**Instructions to follow:** List each line of the data that holds the string "title", please.

**Dataset rows:**

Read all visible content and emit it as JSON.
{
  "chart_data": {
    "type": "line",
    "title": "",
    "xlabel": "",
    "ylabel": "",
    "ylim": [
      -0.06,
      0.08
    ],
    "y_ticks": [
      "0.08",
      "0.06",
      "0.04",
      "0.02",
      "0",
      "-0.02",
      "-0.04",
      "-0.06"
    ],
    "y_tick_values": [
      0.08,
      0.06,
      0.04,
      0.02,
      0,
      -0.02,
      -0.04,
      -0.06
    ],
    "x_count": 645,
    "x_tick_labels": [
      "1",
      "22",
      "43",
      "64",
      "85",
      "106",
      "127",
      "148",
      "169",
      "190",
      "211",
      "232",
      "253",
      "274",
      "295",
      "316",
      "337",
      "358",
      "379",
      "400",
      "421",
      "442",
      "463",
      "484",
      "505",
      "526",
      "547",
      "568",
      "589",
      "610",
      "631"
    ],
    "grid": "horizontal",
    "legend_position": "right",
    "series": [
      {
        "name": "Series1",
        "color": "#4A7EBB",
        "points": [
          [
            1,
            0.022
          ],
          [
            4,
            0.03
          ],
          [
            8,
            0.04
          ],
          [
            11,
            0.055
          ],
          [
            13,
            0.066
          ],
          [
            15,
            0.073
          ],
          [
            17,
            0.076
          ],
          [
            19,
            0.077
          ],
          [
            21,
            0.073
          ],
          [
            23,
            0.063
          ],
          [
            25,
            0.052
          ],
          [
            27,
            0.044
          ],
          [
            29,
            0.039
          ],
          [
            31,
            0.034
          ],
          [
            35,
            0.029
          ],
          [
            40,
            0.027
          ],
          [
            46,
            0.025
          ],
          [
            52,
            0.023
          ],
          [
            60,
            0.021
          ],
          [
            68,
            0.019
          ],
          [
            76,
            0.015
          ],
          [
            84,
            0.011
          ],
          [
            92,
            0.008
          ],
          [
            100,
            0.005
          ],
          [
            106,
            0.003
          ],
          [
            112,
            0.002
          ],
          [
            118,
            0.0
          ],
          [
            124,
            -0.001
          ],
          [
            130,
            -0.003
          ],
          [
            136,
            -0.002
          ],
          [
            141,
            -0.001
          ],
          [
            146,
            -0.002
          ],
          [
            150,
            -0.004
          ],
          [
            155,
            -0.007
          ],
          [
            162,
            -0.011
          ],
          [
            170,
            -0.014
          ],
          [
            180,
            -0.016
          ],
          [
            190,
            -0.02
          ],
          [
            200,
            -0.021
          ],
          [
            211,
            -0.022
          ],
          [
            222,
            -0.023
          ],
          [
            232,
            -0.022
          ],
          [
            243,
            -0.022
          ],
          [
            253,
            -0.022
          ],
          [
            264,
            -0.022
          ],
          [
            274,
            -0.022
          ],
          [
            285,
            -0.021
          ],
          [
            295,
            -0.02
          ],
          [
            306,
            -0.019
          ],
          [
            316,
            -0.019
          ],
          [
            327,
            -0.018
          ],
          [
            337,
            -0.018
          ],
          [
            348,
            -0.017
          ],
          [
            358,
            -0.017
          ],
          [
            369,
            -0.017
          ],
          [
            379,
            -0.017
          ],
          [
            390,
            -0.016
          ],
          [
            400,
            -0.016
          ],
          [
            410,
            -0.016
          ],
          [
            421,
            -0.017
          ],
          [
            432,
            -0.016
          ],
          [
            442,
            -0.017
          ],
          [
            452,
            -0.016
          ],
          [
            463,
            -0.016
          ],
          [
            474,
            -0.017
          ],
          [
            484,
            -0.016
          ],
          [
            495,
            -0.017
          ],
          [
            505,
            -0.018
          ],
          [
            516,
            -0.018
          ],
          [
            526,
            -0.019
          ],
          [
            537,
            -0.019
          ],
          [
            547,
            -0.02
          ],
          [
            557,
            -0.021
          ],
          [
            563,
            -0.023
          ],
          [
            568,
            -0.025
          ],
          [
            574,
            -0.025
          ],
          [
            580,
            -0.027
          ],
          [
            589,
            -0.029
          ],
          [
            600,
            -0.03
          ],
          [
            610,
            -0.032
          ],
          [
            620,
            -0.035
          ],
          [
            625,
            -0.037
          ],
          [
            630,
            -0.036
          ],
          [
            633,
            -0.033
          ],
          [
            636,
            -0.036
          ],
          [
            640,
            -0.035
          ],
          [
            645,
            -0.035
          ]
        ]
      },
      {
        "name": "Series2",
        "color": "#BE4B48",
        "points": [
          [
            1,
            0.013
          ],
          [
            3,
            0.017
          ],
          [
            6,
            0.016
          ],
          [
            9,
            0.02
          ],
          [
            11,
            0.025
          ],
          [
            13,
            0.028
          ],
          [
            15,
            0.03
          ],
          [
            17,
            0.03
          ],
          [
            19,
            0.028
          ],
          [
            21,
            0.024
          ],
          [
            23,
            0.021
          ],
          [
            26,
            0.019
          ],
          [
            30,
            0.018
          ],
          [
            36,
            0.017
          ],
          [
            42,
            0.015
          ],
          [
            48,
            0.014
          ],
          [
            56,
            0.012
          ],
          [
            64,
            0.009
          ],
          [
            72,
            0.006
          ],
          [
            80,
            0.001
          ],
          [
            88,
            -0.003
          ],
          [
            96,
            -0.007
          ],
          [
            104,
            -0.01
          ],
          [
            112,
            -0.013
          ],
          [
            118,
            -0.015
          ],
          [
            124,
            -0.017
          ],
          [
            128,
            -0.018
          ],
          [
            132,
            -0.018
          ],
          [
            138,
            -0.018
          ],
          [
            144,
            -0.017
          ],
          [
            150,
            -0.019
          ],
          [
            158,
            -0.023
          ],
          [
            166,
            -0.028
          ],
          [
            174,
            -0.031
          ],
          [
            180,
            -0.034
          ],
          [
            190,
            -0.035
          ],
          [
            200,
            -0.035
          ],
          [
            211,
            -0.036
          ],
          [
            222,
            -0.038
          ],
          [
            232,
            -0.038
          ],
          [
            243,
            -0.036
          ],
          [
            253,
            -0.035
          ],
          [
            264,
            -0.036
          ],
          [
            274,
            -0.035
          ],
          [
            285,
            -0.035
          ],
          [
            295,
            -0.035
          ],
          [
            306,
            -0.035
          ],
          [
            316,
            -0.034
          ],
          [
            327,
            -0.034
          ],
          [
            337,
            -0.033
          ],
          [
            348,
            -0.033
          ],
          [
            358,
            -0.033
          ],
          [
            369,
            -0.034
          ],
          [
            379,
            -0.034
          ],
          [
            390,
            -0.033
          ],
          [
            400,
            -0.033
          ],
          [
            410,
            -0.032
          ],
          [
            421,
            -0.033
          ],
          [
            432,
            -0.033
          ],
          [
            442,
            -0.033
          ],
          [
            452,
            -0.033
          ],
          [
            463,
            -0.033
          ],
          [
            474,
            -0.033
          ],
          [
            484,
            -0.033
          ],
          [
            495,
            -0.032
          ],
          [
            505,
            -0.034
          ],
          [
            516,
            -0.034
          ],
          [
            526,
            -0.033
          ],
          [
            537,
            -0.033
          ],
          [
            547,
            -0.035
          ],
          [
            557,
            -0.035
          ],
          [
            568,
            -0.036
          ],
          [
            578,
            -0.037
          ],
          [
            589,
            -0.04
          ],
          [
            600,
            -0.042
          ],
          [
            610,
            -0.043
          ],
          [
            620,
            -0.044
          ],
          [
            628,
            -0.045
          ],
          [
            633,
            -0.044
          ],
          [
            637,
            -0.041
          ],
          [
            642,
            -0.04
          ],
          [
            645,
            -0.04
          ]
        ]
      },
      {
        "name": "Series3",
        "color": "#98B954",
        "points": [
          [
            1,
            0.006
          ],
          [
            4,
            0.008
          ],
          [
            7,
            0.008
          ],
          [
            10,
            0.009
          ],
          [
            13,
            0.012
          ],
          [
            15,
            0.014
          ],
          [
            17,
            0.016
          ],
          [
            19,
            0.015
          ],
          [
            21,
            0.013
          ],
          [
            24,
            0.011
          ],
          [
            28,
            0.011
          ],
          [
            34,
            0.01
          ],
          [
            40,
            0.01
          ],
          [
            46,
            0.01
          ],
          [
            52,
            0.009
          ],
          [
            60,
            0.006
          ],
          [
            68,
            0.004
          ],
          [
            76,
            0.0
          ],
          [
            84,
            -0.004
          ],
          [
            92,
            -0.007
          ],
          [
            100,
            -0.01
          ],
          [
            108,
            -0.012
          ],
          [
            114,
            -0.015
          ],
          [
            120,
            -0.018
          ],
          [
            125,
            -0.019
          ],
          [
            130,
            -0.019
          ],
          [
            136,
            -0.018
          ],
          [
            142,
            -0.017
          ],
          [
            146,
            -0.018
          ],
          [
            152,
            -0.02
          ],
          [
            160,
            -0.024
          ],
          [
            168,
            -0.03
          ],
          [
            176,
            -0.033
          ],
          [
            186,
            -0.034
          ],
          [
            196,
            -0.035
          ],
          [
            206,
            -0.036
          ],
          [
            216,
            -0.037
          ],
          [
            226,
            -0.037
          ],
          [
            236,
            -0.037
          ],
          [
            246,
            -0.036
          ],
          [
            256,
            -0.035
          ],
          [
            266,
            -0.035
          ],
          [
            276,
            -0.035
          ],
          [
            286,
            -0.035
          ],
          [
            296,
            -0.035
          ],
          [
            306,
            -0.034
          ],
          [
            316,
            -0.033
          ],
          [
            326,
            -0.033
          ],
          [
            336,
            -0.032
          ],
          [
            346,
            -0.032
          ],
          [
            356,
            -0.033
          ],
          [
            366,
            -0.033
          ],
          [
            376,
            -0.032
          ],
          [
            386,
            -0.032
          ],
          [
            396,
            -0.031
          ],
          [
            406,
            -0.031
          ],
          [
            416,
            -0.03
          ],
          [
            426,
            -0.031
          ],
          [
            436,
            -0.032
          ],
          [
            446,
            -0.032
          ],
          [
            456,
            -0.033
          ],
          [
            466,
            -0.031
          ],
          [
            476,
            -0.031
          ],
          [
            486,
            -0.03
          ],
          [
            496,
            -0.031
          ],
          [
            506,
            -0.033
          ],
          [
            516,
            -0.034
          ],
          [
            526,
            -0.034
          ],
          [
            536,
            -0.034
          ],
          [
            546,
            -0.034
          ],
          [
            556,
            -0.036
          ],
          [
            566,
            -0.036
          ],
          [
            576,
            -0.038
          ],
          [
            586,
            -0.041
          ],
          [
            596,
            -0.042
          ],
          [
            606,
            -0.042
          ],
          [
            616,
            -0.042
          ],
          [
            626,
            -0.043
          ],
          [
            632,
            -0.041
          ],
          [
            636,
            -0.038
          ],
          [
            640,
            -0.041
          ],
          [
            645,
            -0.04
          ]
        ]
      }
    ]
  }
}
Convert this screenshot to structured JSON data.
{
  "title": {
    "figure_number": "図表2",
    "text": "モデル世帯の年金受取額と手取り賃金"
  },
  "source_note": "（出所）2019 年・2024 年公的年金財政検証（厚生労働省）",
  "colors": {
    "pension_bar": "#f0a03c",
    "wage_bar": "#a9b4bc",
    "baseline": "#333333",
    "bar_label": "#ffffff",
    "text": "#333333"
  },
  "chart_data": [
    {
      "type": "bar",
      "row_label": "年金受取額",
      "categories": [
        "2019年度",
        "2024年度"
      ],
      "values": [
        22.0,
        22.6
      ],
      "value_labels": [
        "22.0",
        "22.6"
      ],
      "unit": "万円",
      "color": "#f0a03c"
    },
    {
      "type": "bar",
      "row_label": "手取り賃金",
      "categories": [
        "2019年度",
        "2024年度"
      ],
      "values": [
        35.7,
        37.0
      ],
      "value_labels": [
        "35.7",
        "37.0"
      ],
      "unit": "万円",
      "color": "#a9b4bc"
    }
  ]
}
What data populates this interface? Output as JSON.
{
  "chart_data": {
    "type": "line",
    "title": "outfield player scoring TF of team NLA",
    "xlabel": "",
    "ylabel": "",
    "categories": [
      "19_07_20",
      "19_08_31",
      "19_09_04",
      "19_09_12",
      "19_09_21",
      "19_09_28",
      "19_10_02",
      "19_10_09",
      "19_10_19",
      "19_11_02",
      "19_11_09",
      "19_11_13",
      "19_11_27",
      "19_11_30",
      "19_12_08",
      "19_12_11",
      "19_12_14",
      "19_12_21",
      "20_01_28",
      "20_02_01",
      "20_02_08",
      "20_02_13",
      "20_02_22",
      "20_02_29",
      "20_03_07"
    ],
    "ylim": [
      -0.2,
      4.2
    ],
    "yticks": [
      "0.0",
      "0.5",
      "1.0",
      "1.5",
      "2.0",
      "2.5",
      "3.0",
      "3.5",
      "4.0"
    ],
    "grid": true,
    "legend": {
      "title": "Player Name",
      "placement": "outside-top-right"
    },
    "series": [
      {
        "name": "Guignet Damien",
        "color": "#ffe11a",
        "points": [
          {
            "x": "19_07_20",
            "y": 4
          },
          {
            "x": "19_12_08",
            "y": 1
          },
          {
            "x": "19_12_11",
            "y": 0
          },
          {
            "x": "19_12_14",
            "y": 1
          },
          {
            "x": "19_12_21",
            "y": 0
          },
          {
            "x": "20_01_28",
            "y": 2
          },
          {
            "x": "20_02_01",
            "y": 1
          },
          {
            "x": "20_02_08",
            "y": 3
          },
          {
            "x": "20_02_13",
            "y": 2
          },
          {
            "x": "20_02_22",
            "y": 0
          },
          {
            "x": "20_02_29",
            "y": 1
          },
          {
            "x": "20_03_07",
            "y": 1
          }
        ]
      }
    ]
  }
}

**Exercise result:**
    "title": "",
  "title": {
    "title": "outfield player scoring TF of team NLA",
      "title": "Player Name",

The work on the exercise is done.